Instructions to follow
Copy out all lines with the word "службу" in them.

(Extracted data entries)
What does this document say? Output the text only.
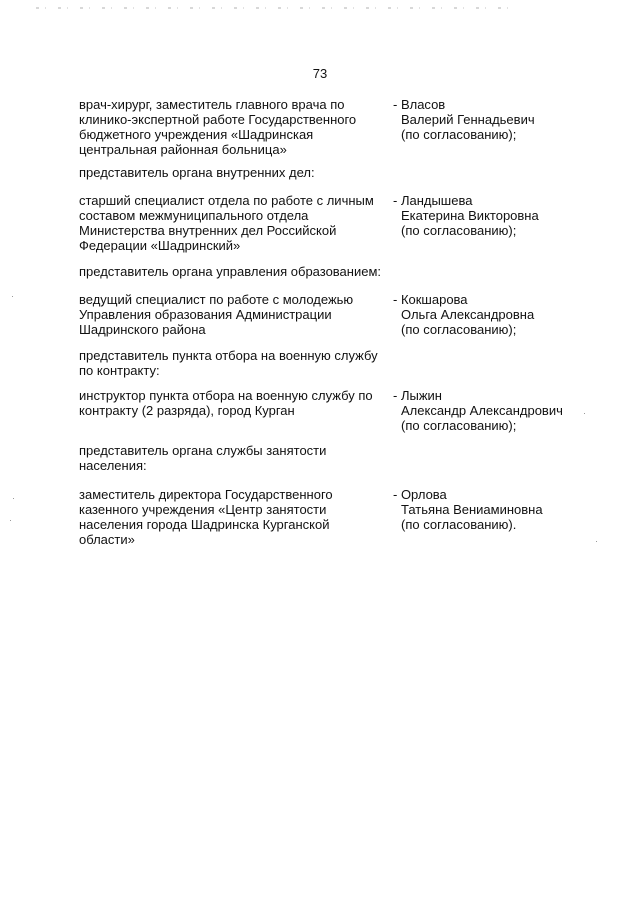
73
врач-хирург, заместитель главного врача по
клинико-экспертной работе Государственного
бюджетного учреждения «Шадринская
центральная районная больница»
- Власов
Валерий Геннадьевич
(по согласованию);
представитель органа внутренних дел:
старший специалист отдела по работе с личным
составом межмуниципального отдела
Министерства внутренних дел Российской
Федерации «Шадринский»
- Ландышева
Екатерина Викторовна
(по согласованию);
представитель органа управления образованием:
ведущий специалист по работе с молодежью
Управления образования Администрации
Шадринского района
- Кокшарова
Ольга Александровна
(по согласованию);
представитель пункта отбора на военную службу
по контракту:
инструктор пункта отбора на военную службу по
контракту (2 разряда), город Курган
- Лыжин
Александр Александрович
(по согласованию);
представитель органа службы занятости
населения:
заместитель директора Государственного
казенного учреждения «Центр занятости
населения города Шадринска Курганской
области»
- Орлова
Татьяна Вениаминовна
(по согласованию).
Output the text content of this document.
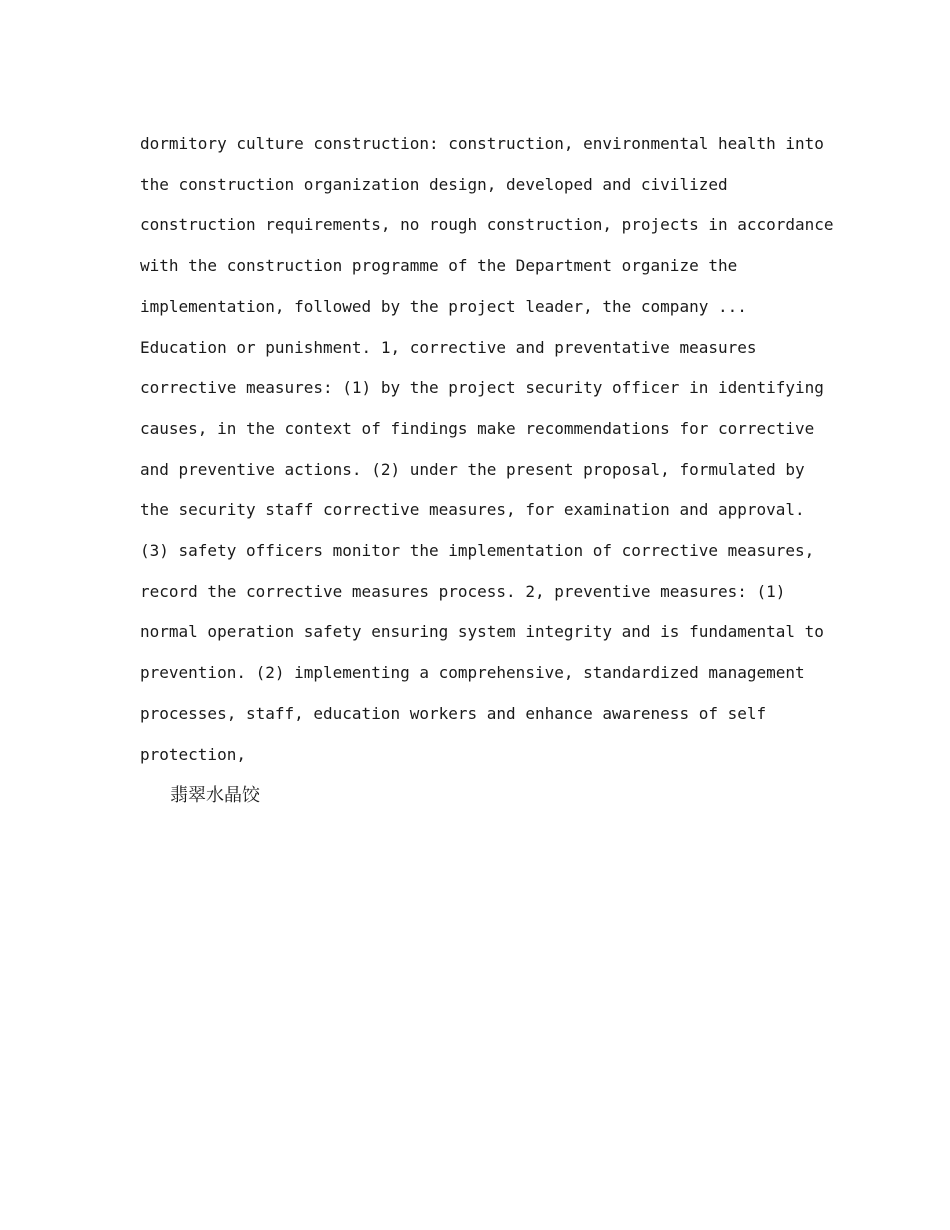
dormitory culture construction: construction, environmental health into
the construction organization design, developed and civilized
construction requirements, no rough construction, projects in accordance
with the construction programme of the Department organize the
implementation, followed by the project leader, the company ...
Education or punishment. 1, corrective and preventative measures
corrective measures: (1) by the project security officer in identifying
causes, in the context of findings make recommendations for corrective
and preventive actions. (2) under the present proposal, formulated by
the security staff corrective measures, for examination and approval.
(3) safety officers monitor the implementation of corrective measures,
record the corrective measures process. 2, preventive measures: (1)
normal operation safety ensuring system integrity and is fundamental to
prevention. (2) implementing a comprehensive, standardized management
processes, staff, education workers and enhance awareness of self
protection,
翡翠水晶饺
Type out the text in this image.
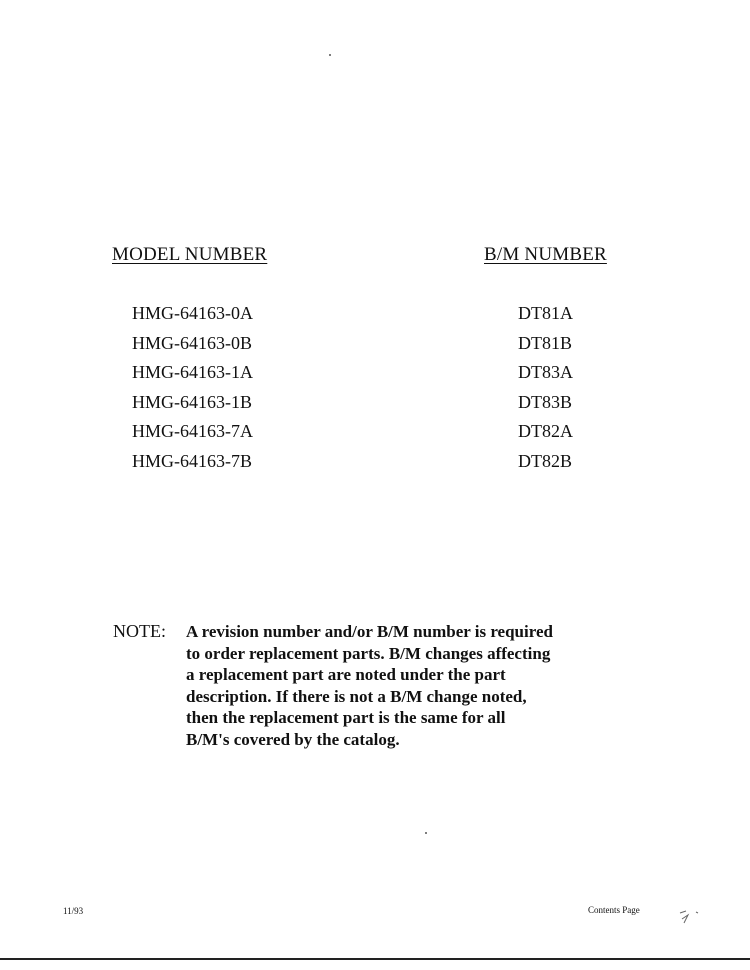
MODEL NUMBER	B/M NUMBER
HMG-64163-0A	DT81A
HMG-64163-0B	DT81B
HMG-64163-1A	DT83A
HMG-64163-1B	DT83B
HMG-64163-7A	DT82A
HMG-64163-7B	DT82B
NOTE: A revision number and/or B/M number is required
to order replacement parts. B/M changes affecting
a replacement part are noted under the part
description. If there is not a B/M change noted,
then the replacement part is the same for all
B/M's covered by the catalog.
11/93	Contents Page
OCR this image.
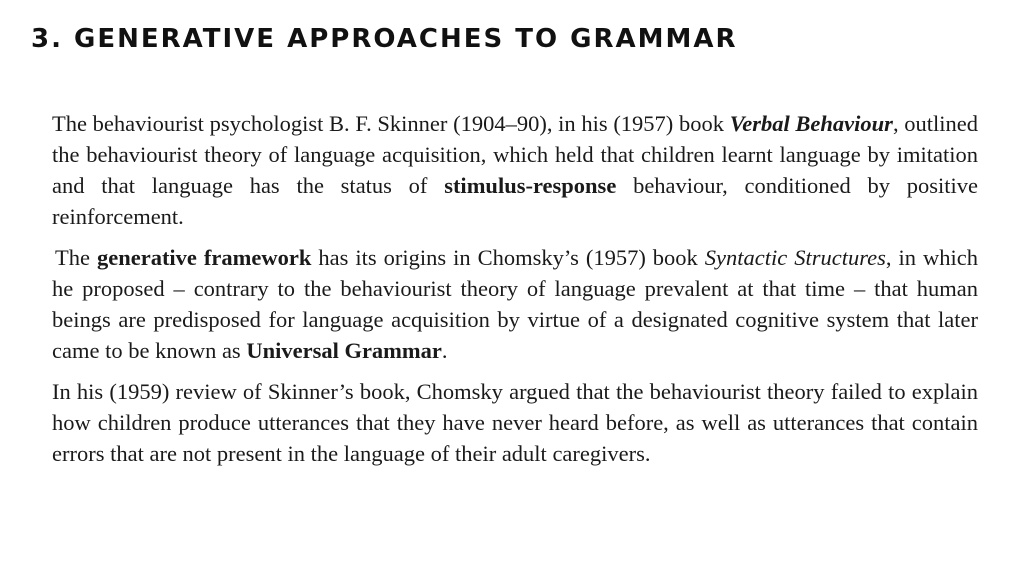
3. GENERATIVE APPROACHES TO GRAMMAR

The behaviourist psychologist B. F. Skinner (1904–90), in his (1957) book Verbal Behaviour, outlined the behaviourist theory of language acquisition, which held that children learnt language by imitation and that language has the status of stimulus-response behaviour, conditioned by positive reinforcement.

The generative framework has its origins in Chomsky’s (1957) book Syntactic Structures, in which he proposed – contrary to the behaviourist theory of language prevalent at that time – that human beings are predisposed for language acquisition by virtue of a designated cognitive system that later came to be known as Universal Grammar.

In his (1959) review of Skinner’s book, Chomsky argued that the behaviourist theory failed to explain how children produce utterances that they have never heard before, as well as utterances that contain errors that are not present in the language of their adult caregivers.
...
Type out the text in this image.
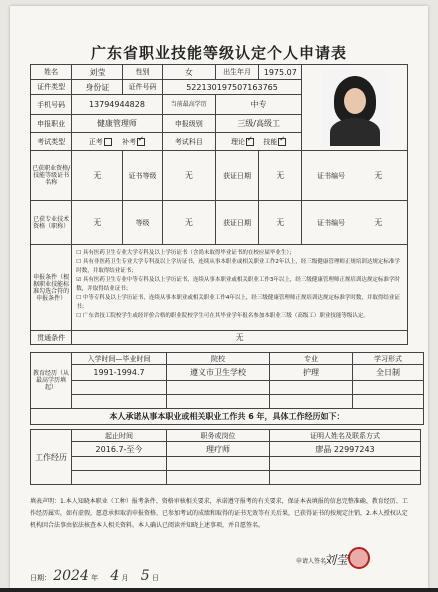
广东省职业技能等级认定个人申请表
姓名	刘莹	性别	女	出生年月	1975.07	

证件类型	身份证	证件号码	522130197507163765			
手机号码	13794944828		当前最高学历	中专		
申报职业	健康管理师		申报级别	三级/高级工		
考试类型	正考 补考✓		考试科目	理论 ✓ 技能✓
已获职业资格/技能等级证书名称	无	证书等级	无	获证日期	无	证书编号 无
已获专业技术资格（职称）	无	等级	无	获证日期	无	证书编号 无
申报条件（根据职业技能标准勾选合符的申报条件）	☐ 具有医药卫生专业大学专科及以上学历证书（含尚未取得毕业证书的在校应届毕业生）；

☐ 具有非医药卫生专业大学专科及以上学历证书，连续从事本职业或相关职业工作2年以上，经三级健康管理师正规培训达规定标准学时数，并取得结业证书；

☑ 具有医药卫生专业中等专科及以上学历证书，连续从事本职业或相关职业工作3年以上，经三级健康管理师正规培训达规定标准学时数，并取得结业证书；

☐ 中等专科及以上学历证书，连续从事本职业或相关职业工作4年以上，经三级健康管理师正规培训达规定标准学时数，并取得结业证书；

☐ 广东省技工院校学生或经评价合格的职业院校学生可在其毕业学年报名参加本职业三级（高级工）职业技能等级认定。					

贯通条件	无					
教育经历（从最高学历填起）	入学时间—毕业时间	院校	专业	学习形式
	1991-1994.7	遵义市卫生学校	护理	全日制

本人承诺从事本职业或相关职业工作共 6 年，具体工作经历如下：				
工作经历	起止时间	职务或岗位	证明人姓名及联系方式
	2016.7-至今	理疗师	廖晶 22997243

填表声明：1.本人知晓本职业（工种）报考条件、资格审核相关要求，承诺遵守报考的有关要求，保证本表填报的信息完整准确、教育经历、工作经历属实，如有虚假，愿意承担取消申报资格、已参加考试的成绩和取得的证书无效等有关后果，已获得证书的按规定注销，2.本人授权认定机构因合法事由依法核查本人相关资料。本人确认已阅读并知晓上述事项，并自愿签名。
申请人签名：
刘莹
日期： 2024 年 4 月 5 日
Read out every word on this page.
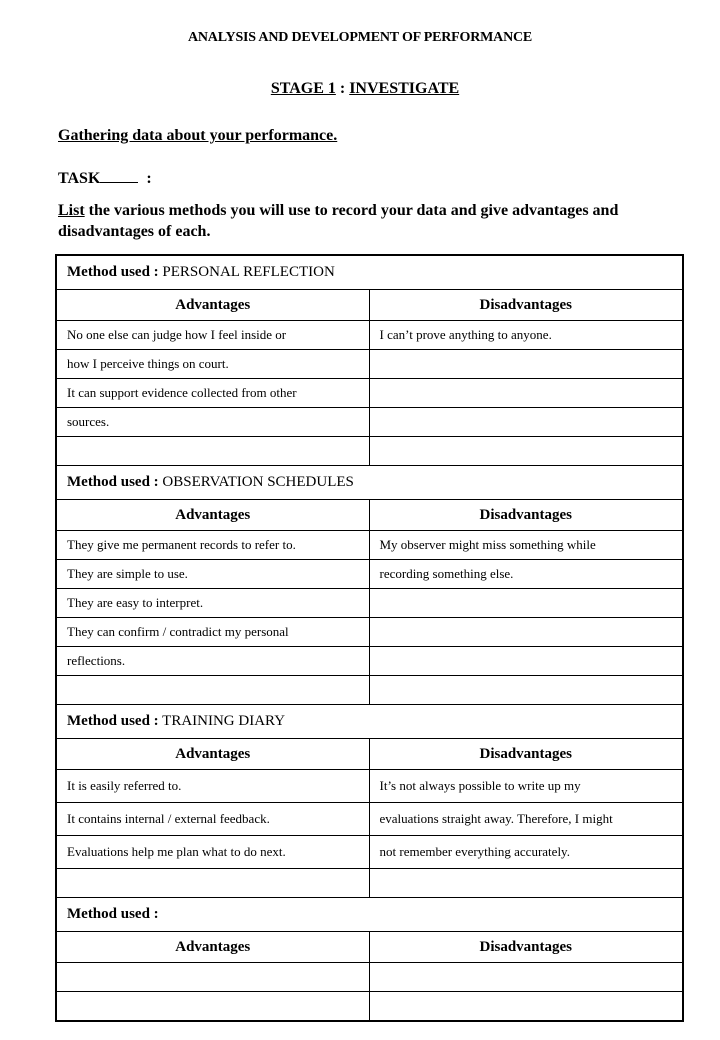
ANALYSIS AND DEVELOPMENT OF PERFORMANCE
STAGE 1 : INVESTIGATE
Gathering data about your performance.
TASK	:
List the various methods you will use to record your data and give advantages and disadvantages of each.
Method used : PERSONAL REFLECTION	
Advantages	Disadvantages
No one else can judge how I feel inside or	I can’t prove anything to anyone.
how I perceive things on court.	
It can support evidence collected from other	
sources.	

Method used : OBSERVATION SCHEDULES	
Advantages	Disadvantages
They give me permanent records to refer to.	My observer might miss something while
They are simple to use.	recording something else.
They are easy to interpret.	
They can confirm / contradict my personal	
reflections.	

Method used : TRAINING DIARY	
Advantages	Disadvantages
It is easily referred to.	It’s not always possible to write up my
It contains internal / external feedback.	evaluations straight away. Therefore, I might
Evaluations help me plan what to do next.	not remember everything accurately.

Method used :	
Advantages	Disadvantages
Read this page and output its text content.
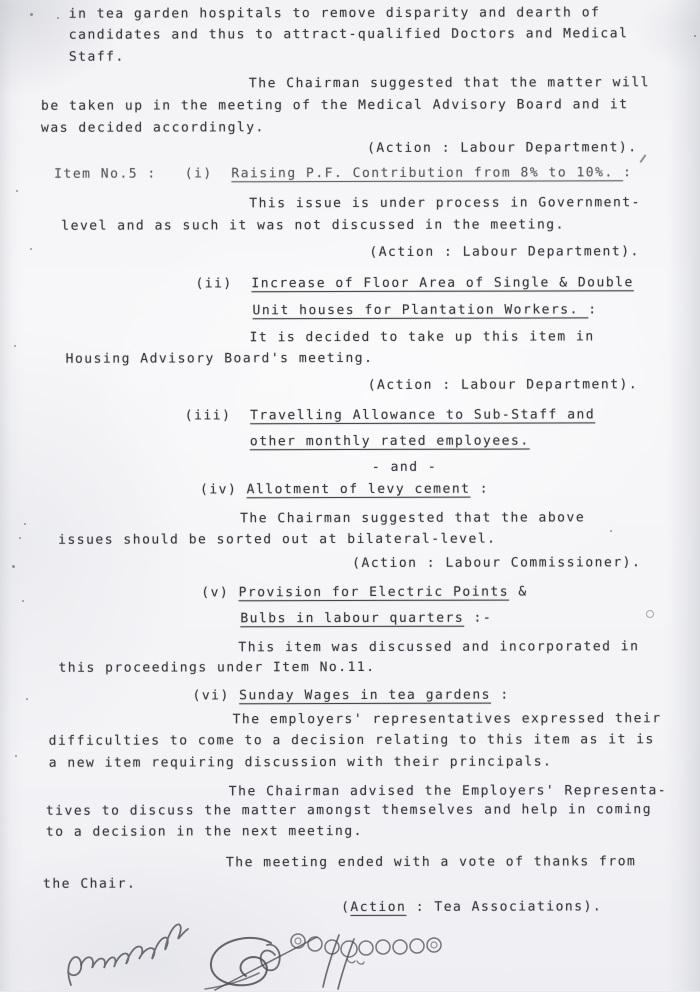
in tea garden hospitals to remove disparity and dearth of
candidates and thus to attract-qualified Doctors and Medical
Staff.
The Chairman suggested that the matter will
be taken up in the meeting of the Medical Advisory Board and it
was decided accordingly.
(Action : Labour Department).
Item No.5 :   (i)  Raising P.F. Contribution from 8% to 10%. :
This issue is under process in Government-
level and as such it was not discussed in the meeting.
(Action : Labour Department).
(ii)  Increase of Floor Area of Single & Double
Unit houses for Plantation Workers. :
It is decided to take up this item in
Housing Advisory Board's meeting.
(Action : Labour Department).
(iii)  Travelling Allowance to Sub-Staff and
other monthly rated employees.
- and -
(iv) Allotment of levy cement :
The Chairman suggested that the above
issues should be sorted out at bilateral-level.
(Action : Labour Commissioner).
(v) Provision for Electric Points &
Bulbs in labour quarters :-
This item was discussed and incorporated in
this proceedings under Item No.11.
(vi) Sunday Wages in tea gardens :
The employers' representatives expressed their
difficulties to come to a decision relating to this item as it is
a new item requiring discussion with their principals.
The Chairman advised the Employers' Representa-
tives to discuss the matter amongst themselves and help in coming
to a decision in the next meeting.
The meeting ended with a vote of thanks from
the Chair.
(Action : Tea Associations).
---
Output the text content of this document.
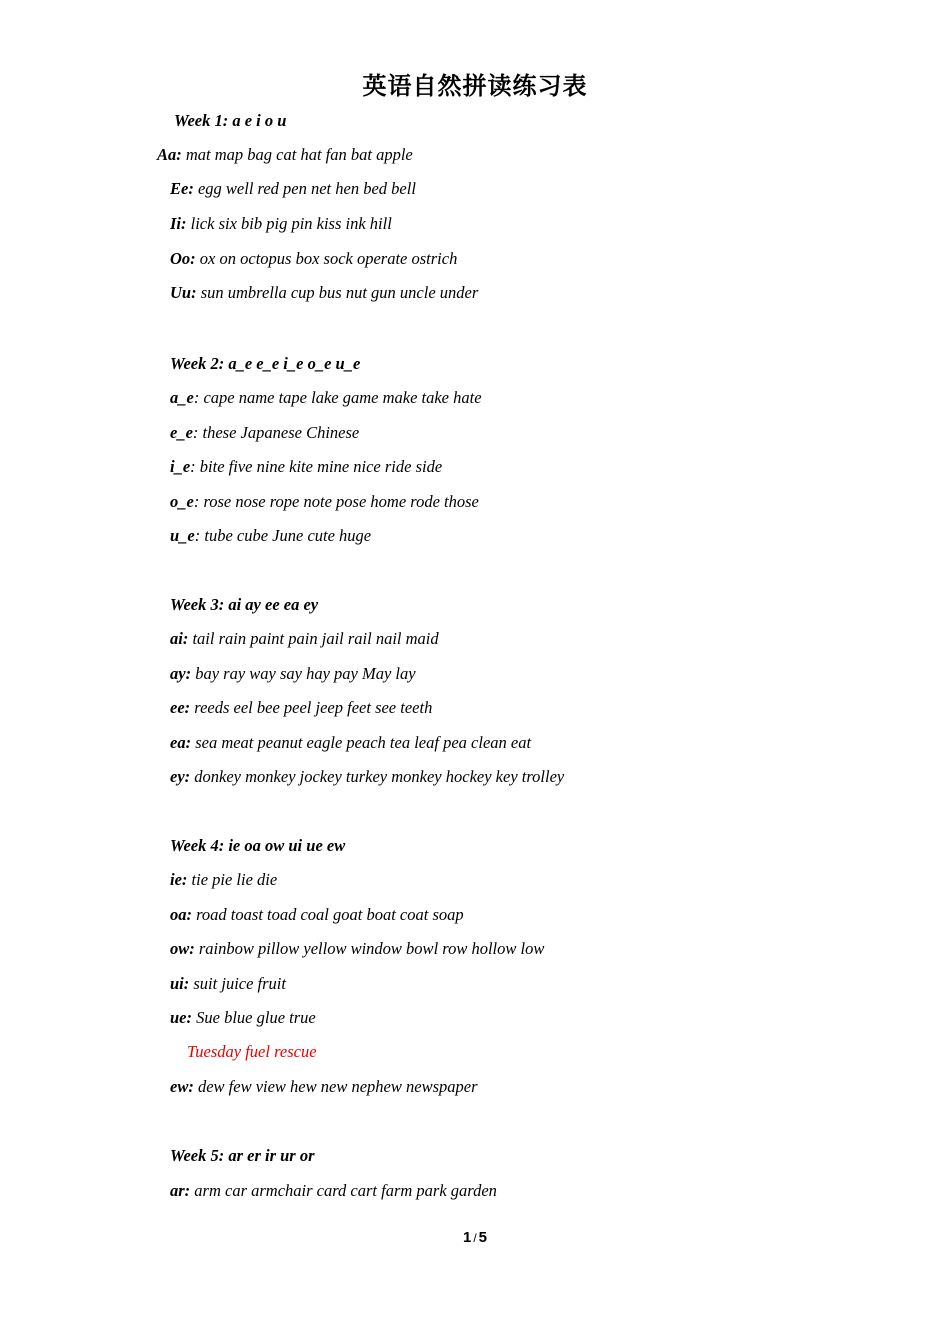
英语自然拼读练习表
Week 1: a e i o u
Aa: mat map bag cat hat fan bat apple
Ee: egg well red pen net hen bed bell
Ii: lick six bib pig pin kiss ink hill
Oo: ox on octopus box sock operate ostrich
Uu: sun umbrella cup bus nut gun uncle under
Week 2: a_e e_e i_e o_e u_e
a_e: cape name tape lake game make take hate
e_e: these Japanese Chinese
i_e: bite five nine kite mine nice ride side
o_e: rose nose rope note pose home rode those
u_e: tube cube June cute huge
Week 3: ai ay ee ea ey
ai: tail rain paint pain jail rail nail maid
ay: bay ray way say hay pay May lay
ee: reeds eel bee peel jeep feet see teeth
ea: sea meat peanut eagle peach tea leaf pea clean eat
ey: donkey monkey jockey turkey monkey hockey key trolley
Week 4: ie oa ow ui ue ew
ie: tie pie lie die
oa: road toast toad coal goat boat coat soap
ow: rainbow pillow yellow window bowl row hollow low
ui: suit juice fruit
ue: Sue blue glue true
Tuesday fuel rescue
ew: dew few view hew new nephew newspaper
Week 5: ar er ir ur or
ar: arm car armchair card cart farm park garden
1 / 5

Written response
представитель пункта отбора на военную службу
инструктор пункта отбора на военную службу по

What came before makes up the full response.